Every record must be written out once more, with nothing added or omitted.

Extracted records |
---------------
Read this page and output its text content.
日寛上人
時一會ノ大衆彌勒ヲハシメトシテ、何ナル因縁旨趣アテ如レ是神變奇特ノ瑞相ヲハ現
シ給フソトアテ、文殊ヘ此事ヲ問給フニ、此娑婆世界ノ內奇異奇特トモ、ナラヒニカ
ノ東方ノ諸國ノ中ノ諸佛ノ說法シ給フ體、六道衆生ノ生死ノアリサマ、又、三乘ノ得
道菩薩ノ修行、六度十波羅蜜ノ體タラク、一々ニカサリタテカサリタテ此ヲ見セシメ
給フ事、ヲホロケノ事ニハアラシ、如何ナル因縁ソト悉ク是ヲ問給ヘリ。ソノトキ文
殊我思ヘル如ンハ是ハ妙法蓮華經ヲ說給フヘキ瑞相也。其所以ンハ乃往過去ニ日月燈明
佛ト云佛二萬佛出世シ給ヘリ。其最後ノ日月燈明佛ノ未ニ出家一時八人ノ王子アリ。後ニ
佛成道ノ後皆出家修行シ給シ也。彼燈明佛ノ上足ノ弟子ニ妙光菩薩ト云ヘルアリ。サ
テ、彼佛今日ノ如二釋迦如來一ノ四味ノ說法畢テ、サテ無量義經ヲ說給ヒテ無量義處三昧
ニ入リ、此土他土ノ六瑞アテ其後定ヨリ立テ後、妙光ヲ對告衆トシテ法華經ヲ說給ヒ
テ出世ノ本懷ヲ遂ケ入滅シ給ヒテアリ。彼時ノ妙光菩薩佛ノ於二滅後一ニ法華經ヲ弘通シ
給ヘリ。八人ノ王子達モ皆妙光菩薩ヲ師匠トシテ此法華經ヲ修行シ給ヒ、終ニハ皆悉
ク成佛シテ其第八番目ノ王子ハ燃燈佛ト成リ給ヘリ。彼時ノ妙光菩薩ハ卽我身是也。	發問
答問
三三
---------------
RESULT OF THIS TASK |
Read this page and output its text content.
日寛上人
時一會ノ大衆彌勒ヲハシメトシテ、何ナル因縁旨趣アテ如レ是神變奇特ノ瑞相ヲハ現
シ給フソトアテ、文殊ヘ此事ヲ問給フニ、此娑婆世界ノ內奇異奇特トモ、ナラヒニカ
ノ東方ノ諸國ノ中ノ諸佛ノ說法シ給フ體、六道衆生ノ生死ノアリサマ、又、三乘ノ得
道菩薩ノ修行、六度十波羅蜜ノ體タラク、一々ニカサリタテカサリタテ此ヲ見セシメ
給フ事、ヲホロケノ事ニハアラシ、如何ナル因縁ソト悉ク是ヲ問給ヘリ。ソノトキ文
殊我思ヘル如ンハ是ハ妙法蓮華經ヲ說給フヘキ瑞相也。其所以ンハ乃往過去ニ日月燈明
佛ト云佛二萬佛出世シ給ヘリ。其最後ノ日月燈明佛ノ未ニ出家一時八人ノ王子アリ。後ニ
佛成道ノ後皆出家修行シ給シ也。彼燈明佛ノ上足ノ弟子ニ妙光菩薩ト云ヘルアリ。サ
テ、彼佛今日ノ如二釋迦如來一ノ四味ノ說法畢テ、サテ無量義經ヲ說給ヒテ無量義處三昧
ニ入リ、此土他土ノ六瑞アテ其後定ヨリ立テ後、妙光ヲ對告衆トシテ法華經ヲ說給ヒ
テ出世ノ本懷ヲ遂ケ入滅シ給ヒテアリ。彼時ノ妙光菩薩佛ノ於二滅後一ニ法華經ヲ弘通シ
給ヘリ。八人ノ王子達モ皆妙光菩薩ヲ師匠トシテ此法華經ヲ修行シ給ヒ、終ニハ皆悉
ク成佛シテ其第八番目ノ王子ハ燃燈佛ト成リ給ヘリ。彼時ノ妙光菩薩ハ卽我身是也。	發問
答問
三三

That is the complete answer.